Dispositivo dell'art. 123 Nuovo Codice Appalti (D. Lgs. 36/2023)

1. Fermo restando quanto previsto dagli articoli 88, comma 4-ter e 92, comma 4, del codice delle leggi antimafia e delle misure di prevenzione, di cui al decreto legislativo 6 settembre 2011, n. 159, la stazione appaltante può recedere dal contratto in qualunque momento purché tenga indenne l’appaltatore mediante il pagamento dei lavori eseguiti o delle prestazioni relative ai servizi e alle forniture eseguiti nonché del valore dei materiali utili esistenti in cantiere nel caso di lavori o in magazzino nel caso di servizi o forniture, oltre al decimo dell’importo delle opere, dei servizi o delle forniture non eseguite, calcolato secondo quanto previsto all'articolo 11 dell'allegato II.14(1).

2. L’esercizio del diritto di recesso è manifestato dalla stazione appaltante mediante una formale comunicazione all’appaltatore da darsi per iscritto con un preavviso non inferiore a venti giorni, decorsi i quali la stazione appaltante prende in consegna i lavori, servizi o forniture ed effettua il collaudo definitivo o verifica la regolarità dei servizi e delle forniture.

3. L’allegato II.14 disciplina il rimborso dei materiali, la facoltà di ritenzione della stazione appaltante e gli obblighi di rimozione e sgombero dell’appaltatore.

Note

(1) Il comma 1 è stato modificato dall'art. 43, comma 1 del D.Lgs. 31 dicembre 2024, n. 209.

Spiegazione dell'art. 123 Nuovo Codice Appalti (D. Lgs. 36/2023)

L’articolo 123 disciplina il diritto di recesso unilaterale della stazione appaltante dai contratti di appalto, prevedendo una forma di scioglimento contrattuale svincolata dall’inadempimento dell’appaltatore o da altre cause tipiche di risoluzione. Si tratta di un istituto che riconosce alla pubblica amministrazione una particolare prerogativa, funzionale alla tutela dell’interesse pubblico, che può rendere opportuno o necessario interrompere il rapporto contrattuale anche in assenza di colpe imputabili all’esecutore.

Il comma 1 delinea il contenuto sostanziale del diritto di recesso. La stazione appaltante è legittimata a recedere in qualunque momento, senza necessità di giustificare la scelta con motivazioni connesse a inadempimenti o irregolarità, ma con il solo vincolo di rispettare le previsioni del Codice antimafia (artt. 88, comma 4-ter e 92, comma 4 del d.lgs. 159/2011).

Dati di input =
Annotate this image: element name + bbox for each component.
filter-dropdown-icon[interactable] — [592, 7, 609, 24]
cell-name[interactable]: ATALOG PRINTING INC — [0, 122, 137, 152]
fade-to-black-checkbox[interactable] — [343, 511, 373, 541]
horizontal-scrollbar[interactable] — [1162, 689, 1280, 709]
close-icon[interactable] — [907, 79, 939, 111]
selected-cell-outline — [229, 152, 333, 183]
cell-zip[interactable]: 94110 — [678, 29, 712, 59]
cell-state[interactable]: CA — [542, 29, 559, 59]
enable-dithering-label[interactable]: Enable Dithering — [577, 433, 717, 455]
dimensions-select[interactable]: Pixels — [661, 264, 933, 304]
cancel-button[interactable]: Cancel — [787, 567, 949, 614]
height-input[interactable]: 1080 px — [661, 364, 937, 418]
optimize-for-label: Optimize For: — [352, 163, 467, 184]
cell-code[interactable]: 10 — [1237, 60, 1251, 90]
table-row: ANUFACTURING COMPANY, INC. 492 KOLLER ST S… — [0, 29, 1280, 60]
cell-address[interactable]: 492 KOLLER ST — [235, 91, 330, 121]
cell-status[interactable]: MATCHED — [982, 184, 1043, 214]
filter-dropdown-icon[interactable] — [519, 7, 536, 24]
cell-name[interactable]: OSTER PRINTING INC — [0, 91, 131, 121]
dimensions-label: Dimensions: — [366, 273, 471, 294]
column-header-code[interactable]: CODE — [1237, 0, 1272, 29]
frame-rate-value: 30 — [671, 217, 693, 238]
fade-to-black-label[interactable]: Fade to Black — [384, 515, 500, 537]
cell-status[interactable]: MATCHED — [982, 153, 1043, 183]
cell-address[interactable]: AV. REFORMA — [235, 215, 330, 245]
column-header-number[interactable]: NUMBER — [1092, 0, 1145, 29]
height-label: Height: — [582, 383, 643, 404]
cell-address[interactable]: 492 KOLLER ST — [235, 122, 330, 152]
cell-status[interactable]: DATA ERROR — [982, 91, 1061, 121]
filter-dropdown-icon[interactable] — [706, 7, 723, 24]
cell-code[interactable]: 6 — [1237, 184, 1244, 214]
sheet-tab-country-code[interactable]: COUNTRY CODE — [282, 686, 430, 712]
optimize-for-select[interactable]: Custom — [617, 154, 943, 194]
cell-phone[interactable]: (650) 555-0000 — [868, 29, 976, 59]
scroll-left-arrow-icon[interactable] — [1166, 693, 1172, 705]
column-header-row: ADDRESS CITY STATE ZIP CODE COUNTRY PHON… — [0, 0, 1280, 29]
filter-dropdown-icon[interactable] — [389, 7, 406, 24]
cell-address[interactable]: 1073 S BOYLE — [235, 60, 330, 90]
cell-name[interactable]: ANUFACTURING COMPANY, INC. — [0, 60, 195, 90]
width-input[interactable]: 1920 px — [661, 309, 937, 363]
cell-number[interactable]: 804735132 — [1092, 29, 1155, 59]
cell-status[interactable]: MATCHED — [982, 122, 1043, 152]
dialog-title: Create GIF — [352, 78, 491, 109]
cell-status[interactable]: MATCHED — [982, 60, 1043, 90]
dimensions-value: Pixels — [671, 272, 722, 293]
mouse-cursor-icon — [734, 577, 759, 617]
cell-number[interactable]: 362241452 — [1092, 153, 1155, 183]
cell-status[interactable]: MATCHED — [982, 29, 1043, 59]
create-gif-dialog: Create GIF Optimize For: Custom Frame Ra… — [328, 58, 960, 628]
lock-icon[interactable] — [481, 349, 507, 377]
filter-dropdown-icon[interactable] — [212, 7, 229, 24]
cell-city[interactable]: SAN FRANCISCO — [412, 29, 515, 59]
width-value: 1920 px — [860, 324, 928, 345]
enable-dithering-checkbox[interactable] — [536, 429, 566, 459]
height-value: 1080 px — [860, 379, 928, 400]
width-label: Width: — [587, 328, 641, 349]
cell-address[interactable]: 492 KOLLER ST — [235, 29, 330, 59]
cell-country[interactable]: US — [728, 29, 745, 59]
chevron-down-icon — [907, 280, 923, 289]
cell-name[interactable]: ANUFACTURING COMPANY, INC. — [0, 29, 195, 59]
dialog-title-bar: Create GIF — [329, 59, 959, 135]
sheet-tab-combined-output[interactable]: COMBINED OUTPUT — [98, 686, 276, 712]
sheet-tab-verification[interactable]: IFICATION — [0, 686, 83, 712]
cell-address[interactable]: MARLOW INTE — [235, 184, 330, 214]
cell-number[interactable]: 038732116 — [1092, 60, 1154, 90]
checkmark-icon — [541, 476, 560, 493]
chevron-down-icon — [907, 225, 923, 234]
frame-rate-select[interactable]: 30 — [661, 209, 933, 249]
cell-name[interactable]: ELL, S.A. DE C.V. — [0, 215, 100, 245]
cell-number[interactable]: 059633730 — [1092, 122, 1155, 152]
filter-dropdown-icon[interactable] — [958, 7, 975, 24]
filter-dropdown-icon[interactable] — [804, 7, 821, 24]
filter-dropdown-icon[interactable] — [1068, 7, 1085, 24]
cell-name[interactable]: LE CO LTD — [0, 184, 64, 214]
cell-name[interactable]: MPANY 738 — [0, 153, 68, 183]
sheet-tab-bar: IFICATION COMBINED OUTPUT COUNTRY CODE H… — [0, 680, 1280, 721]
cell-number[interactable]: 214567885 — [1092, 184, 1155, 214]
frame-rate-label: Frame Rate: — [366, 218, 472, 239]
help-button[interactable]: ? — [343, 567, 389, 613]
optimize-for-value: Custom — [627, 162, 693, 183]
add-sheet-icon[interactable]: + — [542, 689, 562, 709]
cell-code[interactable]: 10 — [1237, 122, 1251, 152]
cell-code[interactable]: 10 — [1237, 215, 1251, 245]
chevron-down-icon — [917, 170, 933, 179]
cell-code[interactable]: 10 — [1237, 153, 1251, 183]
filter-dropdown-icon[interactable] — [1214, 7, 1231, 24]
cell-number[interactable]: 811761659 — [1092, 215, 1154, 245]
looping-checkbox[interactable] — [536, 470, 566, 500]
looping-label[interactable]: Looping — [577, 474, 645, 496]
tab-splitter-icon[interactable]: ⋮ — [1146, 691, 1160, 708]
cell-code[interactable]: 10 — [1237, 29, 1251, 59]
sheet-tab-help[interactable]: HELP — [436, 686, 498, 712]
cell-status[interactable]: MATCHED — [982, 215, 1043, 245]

Compiti scritti =
**a.** Trascrivi senza modifiche i record dalla prima riga fino alla riga che contiene "column-header-number[interactable]: NUMBER —", compresa.
**b.** Prosegui l'estratto sul diritto di recesso della stazione appaltante dal punto in cui si interrompe.

Risultati dei compiti =
**a.**
Annotate this image: element name + bbox for each component.
filter-dropdown-icon[interactable] — [592, 7, 609, 24]
cell-name[interactable]: ATALOG PRINTING INC — [0, 122, 137, 152]
fade-to-black-checkbox[interactable] — [343, 511, 373, 541]
horizontal-scrollbar[interactable] — [1162, 689, 1280, 709]
close-icon[interactable] — [907, 79, 939, 111]
selected-cell-outline — [229, 152, 333, 183]
cell-zip[interactable]: 94110 — [678, 29, 712, 59]
cell-state[interactable]: CA — [542, 29, 559, 59]
enable-dithering-label[interactable]: Enable Dithering — [577, 433, 717, 455]
dimensions-select[interactable]: Pixels — [661, 264, 933, 304]
cancel-button[interactable]: Cancel — [787, 567, 949, 614]
height-input[interactable]: 1080 px — [661, 364, 937, 418]
optimize-for-label: Optimize For: — [352, 163, 467, 184]
cell-code[interactable]: 10 — [1237, 60, 1251, 90]
table-row: ANUFACTURING COMPANY, INC. 492 KOLLER ST S… — [0, 29, 1280, 60]
cell-address[interactable]: 492 KOLLER ST — [235, 91, 330, 121]
cell-status[interactable]: MATCHED — [982, 184, 1043, 214]
filter-dropdown-icon[interactable] — [519, 7, 536, 24]
cell-name[interactable]: OSTER PRINTING INC — [0, 91, 131, 121]
dimensions-label: Dimensions: — [366, 273, 471, 294]
column-header-code[interactable]: CODE — [1237, 0, 1272, 29]
frame-rate-value: 30 — [671, 217, 693, 238]
fade-to-black-label[interactable]: Fade to Black — [384, 515, 500, 537]
cell-status[interactable]: MATCHED — [982, 153, 1043, 183]
cell-address[interactable]: AV. REFORMA — [235, 215, 330, 245]
column-header-number[interactable]: NUMBER — [1092, 0, 1145, 29]

**b.**
In termini economici, la norma garantisce la tutela dell’appaltatore attraverso un indennizzo così strutturato:
  • pagamento dei lavori, servizi o forniture già eseguiti;
  • riconoscimento del valore dei materiali utili già presenti in cantiere (per i lavori) o in magazzino (per servizi e forniture);
  • aggiunta di una somma pari a un decimo dell’importo relativo alle prestazioni non ancora eseguite, calcolata secondo i criteri stabiliti dall’articolo 11 dell’Allegato II.14.

Il comma 2 disciplina la modalità procedimentale di esercizio del recesso. La stazione appaltante deve manifestare la volontà di recedere mediante formale comunicazione scritta all’appaltatore, rispettando un preavviso minimo di 20 giorni. Questa previsione risponde a un principio di correttezza e trasparenza, impedendo che l’appaltatore venga colto di sorpresa da una decisione improvvisa e garantendo un tempo congruo per predisporre le attività di chiusura.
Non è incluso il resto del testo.